What you should do: Records follow. Pull out every line that contains "title".

--- Begin The input ---

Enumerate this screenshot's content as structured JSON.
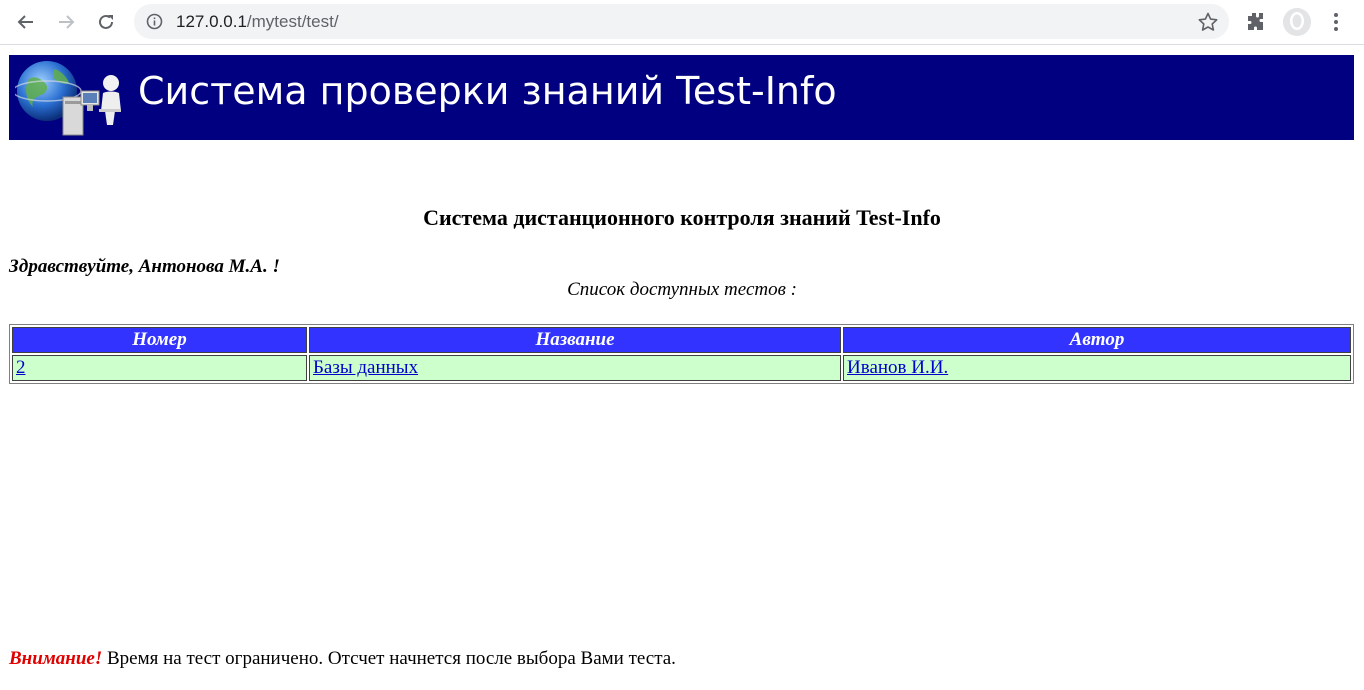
{
  "browser": {
    "url_host": "127.0.0.1",
    "url_path": "/mytest/test/"
  },
  "banner": {
    "title": "Система проверки знаний Test-Info"
  },
  "page": {
    "heading": "Система дистанционного контроля знаний Test-Info",
    "greeting": "Здравствуйте, Антонова М.А. !",
    "list_caption": "Список доступных тестов :"
  },
  "table": {
    "headers": [
      "Номер",
      "Название",
      "Автор"
    ],
    "rows": [
      {
        "number": "2",
        "title": "Базы данных",
        "author": "Иванов И.И."
      }
    ]
  },
  "notice": {
    "warning": "Внимание!",
    "text": " Время на тест ограничено. Отсчет начнется после выбора Вами теста."
  },
  "colors": {
    "banner_bg": "#000080",
    "header_bg": "#3333ff",
    "row_bg": "#ccffcc",
    "warning": "#e00000"
  }
}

--- End The input ---

Complete output:
    "title": "Система проверки знаний Test-Info"
        "title": "Базы данных",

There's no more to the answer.